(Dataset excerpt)
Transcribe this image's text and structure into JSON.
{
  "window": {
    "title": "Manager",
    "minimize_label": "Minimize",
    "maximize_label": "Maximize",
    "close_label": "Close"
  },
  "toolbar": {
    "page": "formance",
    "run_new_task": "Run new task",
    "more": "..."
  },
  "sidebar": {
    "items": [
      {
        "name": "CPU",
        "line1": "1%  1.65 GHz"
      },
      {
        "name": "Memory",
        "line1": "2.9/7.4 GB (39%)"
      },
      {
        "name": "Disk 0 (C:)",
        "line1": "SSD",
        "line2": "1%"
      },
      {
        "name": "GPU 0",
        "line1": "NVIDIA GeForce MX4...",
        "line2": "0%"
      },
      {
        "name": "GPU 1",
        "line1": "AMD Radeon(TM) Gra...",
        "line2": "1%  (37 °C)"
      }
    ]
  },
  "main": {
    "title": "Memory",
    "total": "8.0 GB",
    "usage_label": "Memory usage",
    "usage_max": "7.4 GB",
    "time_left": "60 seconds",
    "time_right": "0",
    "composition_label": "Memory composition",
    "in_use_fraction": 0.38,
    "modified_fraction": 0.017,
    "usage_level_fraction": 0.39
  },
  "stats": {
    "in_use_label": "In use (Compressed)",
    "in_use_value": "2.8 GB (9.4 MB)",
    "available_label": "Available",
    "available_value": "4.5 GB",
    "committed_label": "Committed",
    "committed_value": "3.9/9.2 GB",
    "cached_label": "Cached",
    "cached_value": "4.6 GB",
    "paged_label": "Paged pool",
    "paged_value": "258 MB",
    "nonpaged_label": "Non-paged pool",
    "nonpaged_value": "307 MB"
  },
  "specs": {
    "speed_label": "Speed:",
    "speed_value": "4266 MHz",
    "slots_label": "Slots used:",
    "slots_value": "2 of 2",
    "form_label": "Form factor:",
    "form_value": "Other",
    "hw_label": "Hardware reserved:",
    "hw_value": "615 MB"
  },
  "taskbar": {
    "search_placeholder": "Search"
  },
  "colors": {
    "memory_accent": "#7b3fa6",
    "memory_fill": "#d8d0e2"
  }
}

> **Task requirements**
Repeat each entry word for word.

> **Answer for the task**
Transcribe this image's text and structure into JSON.
{
  "window": {
    "title": "Manager",
    "minimize_label": "Minimize",
    "maximize_label": "Maximize",
    "close_label": "Close"
  },
  "toolbar": {
    "page": "formance",
    "run_new_task": "Run new task",
    "more": "..."
  },
  "sidebar": {
    "items": [
      {
        "name": "CPU",
        "line1": "1%  1.65 GHz"
      },
      {
        "name": "Memory",
        "line1": "2.9/7.4 GB (39%)"
      },
      {
        "name": "Disk 0 (C:)",
        "line1": "SSD",
        "line2": "1%"
      },
      {
        "name": "GPU 0",
        "line1": "NVIDIA GeForce MX4...",
        "line2": "0%"
      },
      {
        "name": "GPU 1",
        "line1": "AMD Radeon(TM) Gra...",
        "line2": "1%  (37 °C)"
      }
    ]
  },
  "main": {
    "title": "Memory",
    "total": "8.0 GB",
    "usage_label": "Memory usage",
    "usage_max": "7.4 GB",
    "time_left": "60 seconds",
    "time_right": "0",
    "composition_label": "Memory composition",
    "in_use_fraction": 0.38,
    "modified_fraction": 0.017,
    "usage_level_fraction": 0.39
  },
  "stats": {
    "in_use_label": "In use (Compressed)",
    "in_use_value": "2.8 GB (9.4 MB)",
    "available_label": "Available",
    "available_value": "4.5 GB",
    "committed_label": "Committed",
    "committed_value": "3.9/9.2 GB",
    "cached_label": "Cached",
    "cached_value": "4.6 GB",
    "paged_label": "Paged pool",
    "paged_value": "258 MB",
    "nonpaged_label": "Non-paged pool",
    "nonpaged_value": "307 MB"
  },
  "specs": {
    "speed_label": "Speed:",
    "speed_value": "4266 MHz",
    "slots_label": "Slots used:",
    "slots_value": "2 of 2",
    "form_label": "Form factor:",
    "form_value": "Other",
    "hw_label": "Hardware reserved:",
    "hw_value": "615 MB"
  },
  "taskbar": {
    "search_placeholder": "Search"
  },
  "colors": {
    "memory_accent": "#7b3fa6",
    "memory_fill": "#d8d0e2"
  }
}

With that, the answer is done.